» WHAT YOU ARE ASKED TO DO:
For every line in the records that has the word "this", make a copy.

» RECORDS PROVIDED:

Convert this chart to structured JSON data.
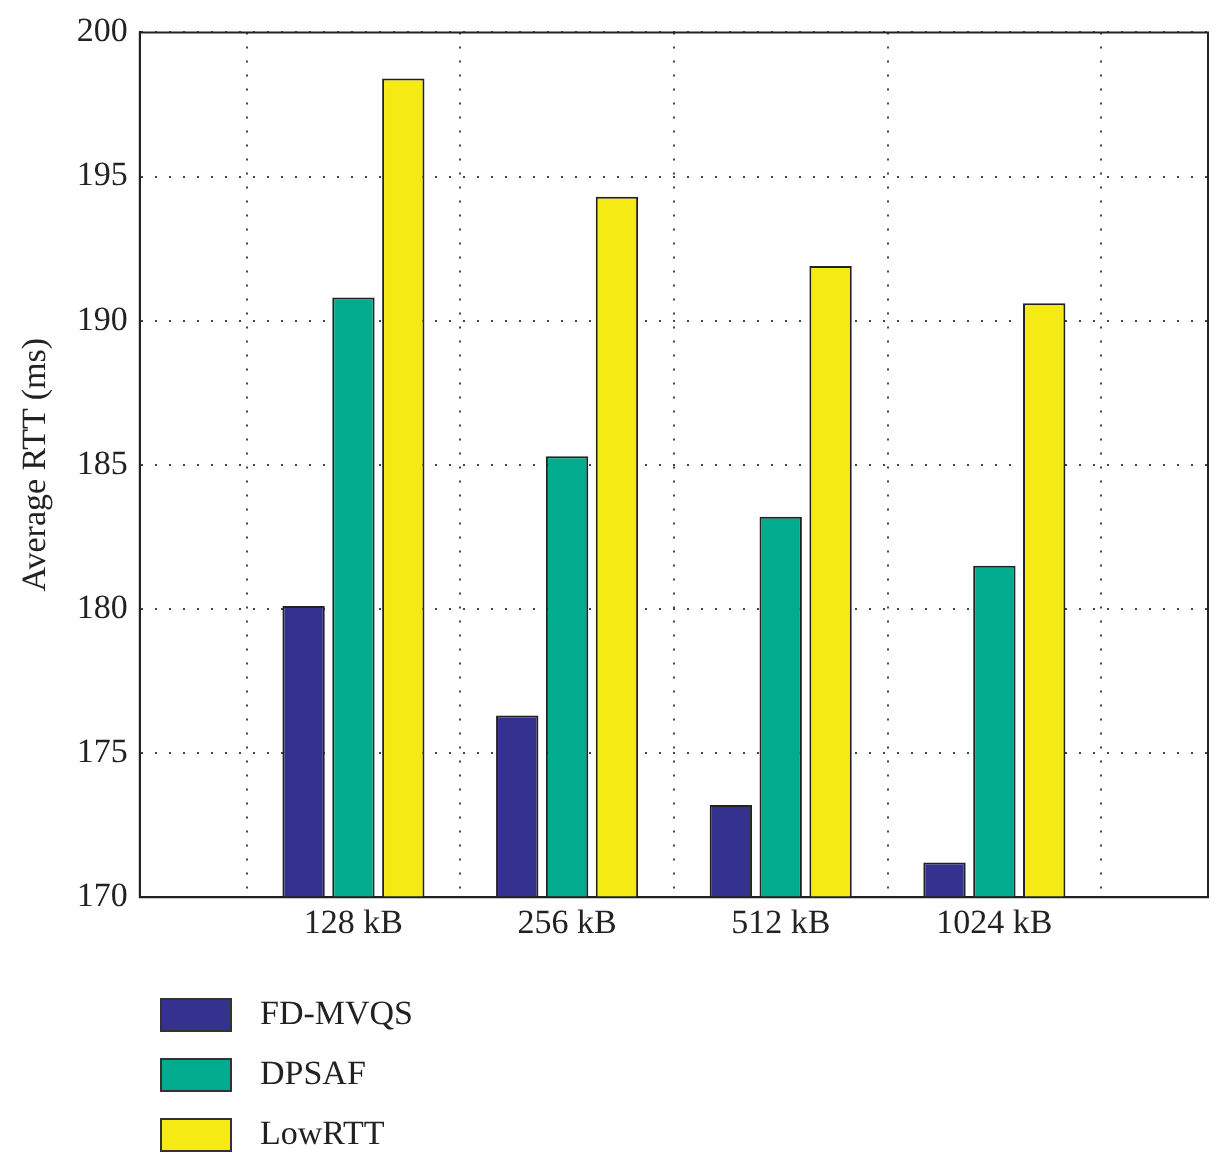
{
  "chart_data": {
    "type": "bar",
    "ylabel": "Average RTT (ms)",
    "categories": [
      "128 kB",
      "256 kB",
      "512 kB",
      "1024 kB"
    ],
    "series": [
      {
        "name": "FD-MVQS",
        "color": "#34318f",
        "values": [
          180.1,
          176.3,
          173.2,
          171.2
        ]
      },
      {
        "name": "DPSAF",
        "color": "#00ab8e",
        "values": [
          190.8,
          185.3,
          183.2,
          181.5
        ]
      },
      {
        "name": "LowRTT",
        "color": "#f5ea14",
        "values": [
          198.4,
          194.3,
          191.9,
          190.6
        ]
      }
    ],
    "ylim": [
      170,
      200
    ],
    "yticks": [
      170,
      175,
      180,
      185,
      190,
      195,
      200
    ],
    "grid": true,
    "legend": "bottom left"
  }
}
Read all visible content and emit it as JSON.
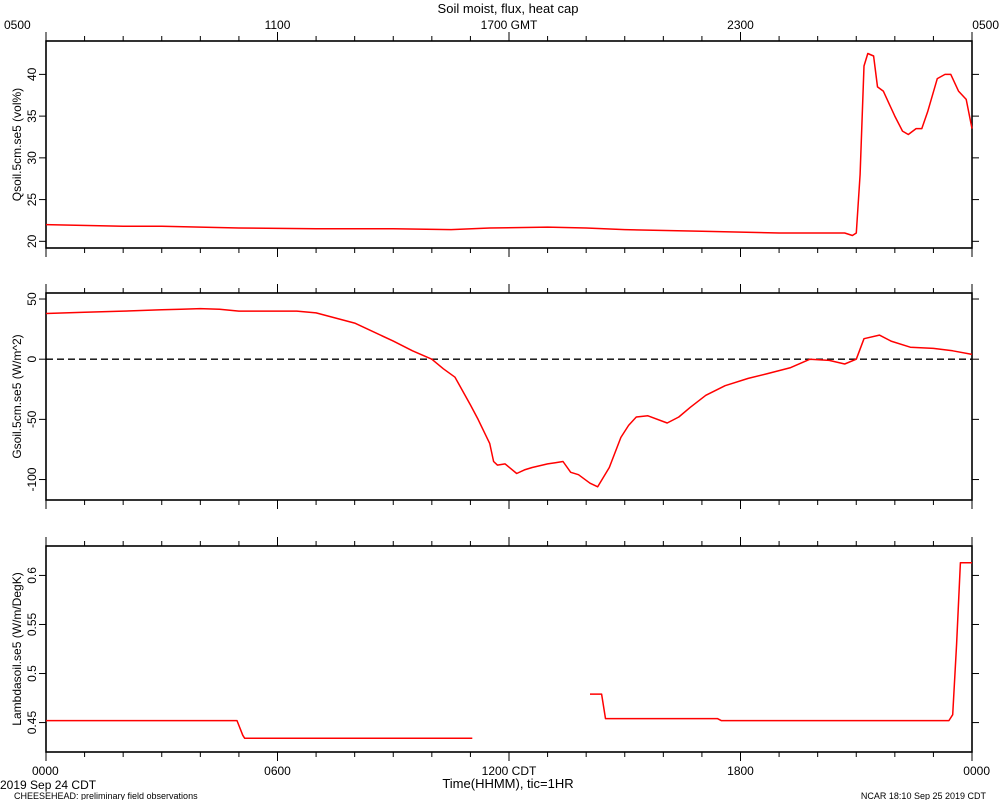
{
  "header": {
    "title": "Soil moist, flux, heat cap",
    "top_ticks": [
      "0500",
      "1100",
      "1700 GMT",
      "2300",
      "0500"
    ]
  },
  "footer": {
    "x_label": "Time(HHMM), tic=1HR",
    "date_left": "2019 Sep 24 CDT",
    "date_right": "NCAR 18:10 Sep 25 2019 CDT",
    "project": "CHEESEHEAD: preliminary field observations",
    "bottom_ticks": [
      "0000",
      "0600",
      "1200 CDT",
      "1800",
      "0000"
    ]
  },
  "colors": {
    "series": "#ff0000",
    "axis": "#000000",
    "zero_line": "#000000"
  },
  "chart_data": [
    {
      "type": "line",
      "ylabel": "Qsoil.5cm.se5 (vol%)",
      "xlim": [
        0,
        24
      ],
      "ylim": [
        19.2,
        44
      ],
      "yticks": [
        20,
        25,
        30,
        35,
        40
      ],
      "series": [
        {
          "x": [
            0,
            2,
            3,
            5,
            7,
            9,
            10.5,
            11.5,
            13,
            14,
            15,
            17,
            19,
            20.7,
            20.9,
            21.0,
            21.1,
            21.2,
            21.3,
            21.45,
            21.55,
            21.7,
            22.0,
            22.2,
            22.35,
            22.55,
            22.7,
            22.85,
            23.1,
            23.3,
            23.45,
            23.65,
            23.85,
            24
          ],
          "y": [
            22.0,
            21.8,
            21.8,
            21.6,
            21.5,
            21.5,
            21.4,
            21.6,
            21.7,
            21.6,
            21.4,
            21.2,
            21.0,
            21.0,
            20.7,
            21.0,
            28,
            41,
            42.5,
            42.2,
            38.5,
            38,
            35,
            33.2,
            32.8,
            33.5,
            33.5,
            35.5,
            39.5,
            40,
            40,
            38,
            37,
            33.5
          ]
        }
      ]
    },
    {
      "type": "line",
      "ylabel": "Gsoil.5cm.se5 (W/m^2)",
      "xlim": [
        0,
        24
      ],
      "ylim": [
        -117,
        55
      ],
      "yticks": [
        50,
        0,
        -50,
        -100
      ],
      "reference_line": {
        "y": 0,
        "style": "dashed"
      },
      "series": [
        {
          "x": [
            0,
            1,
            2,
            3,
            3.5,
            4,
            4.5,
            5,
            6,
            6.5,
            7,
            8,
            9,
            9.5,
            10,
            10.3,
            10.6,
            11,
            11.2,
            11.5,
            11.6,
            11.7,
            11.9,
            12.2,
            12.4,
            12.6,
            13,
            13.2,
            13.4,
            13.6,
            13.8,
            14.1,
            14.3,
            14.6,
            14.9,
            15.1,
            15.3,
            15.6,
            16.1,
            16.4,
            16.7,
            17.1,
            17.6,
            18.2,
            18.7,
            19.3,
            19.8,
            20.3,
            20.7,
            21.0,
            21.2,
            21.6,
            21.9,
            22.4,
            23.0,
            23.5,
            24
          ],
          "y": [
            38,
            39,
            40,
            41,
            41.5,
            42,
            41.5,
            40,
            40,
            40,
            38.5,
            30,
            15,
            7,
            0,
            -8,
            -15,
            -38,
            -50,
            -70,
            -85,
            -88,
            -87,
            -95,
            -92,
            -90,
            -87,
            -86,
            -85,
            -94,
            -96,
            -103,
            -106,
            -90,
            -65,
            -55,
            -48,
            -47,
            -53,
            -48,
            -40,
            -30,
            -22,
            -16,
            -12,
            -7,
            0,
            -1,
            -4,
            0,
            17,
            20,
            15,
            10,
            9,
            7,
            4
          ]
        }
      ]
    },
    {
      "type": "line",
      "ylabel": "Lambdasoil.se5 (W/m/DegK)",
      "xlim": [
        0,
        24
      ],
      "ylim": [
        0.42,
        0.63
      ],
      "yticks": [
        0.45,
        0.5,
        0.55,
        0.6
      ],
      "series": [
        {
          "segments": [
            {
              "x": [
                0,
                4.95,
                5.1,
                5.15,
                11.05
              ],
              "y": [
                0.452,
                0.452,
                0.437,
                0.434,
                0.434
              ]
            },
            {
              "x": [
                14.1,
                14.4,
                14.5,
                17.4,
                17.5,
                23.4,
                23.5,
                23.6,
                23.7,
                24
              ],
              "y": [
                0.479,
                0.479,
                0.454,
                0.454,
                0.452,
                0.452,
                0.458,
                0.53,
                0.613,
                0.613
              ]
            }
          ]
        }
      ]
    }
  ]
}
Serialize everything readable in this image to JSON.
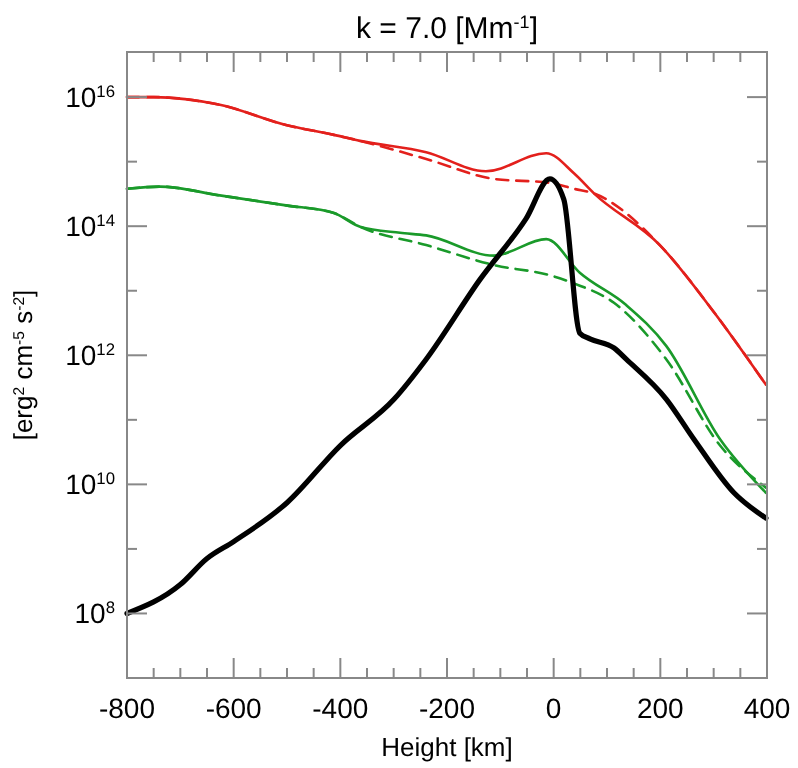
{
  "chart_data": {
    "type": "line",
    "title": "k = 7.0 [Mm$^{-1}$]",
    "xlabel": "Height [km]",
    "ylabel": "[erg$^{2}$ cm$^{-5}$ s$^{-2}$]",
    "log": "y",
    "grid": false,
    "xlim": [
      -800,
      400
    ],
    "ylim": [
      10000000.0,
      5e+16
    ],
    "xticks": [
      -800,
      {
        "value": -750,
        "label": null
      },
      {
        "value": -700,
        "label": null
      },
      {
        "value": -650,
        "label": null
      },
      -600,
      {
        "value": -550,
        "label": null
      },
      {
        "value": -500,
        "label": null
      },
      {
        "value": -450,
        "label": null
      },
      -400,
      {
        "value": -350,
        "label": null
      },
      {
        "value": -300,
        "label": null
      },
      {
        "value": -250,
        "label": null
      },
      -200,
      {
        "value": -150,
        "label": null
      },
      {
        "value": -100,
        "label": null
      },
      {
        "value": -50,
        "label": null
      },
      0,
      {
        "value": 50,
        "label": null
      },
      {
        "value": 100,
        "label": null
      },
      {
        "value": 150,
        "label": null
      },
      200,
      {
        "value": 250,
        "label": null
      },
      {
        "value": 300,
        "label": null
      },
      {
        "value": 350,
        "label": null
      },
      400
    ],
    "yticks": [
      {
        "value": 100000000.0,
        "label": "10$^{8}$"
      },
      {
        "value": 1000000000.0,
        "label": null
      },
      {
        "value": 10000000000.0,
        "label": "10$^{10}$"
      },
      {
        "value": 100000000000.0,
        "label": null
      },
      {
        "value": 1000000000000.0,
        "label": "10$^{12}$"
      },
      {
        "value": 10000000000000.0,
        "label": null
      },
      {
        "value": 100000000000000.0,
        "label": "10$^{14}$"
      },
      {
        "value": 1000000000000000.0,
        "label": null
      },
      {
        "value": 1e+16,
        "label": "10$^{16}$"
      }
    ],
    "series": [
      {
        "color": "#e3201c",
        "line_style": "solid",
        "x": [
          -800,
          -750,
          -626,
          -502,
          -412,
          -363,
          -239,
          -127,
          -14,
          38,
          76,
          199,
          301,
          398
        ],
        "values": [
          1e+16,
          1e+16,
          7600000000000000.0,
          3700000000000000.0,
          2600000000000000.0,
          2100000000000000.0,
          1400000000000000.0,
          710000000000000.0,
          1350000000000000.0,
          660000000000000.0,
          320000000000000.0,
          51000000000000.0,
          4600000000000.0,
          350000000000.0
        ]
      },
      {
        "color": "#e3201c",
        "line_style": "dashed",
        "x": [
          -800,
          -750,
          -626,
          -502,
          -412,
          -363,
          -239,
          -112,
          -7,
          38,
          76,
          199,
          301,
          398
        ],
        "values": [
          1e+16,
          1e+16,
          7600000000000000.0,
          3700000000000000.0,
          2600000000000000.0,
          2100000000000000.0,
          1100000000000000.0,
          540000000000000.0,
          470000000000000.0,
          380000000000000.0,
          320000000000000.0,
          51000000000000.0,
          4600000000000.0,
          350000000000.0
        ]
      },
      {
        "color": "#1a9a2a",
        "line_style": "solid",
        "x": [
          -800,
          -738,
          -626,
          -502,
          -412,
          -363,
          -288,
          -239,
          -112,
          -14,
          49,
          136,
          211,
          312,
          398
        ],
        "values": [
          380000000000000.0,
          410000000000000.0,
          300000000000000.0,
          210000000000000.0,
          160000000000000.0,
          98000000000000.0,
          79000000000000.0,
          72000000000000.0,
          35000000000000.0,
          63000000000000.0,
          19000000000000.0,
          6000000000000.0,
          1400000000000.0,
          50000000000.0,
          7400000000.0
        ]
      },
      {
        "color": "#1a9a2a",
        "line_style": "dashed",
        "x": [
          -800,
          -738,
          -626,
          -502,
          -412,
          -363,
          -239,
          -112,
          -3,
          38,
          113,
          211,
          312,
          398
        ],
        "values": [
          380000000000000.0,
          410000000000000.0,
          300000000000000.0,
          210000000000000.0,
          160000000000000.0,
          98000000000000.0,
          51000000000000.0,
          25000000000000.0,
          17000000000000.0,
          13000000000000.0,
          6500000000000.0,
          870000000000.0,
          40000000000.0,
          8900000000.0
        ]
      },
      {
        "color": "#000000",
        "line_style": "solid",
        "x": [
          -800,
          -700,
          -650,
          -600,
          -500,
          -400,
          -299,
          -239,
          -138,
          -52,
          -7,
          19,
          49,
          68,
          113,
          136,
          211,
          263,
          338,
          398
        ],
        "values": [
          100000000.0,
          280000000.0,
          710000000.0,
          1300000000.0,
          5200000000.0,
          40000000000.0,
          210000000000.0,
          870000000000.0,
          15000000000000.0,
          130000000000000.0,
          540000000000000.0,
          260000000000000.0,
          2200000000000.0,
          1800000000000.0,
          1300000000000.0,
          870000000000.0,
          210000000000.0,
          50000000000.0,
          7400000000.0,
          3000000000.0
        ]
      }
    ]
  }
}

» REPLY TO THE TASK:
Convert this chart to structured JSON data.
Serialize everything readable in this image to JSON.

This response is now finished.